#### GIVEN EXERCISE
Scan the following material for the string "they" and copy each line in which it appears.

#### RECORDS FOR THE TASK
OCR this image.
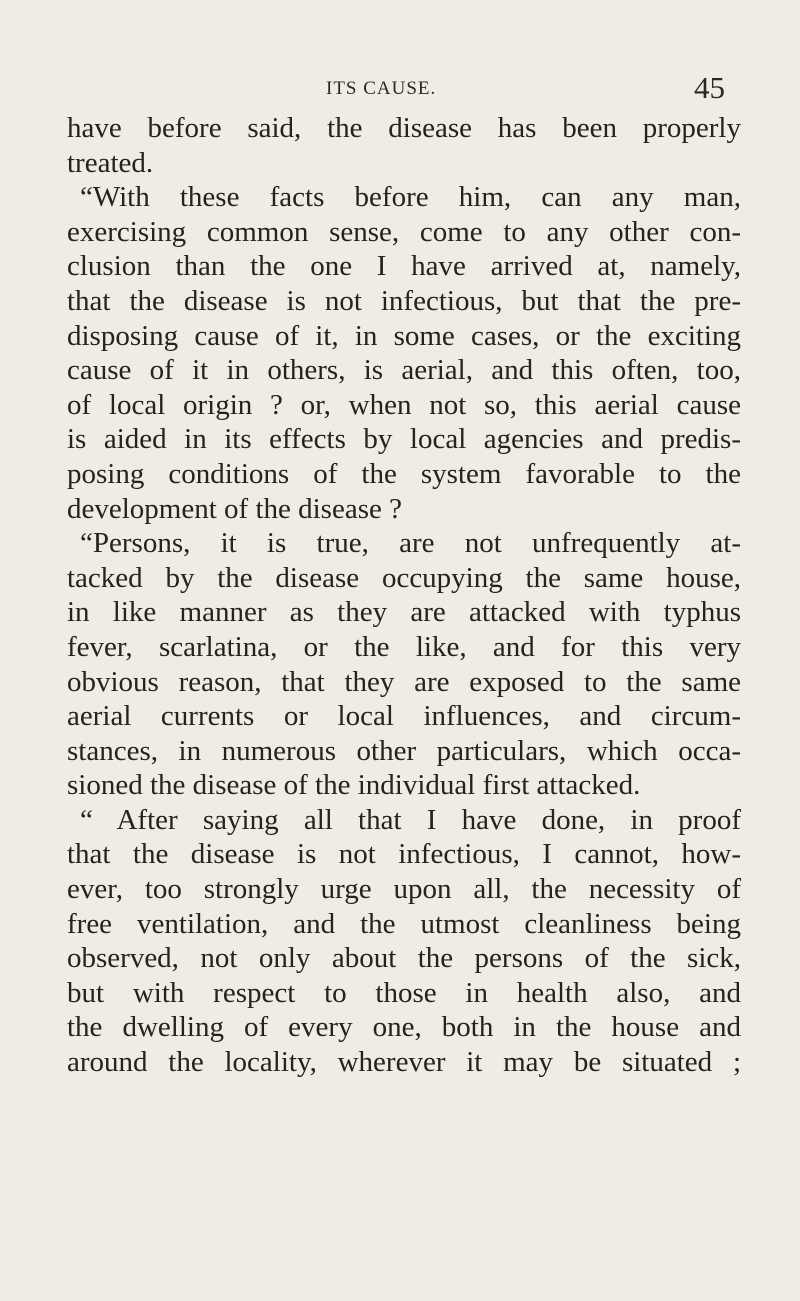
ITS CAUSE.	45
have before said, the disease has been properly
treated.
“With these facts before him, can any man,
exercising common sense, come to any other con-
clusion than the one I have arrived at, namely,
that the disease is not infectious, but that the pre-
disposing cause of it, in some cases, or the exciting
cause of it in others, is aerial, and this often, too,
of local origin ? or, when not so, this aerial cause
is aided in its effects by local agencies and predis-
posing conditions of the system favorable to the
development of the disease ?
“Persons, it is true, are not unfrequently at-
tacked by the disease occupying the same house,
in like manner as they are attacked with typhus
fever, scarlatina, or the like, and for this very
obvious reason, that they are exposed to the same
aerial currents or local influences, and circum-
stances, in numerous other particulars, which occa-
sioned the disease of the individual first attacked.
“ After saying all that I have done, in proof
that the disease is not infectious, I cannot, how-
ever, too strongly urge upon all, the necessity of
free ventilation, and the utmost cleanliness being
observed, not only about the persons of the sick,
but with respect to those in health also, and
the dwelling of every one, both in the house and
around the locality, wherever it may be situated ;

#### EXERCISE SOLUTION
in like manner as they are attacked with typhus
obvious reason, that they are exposed to the same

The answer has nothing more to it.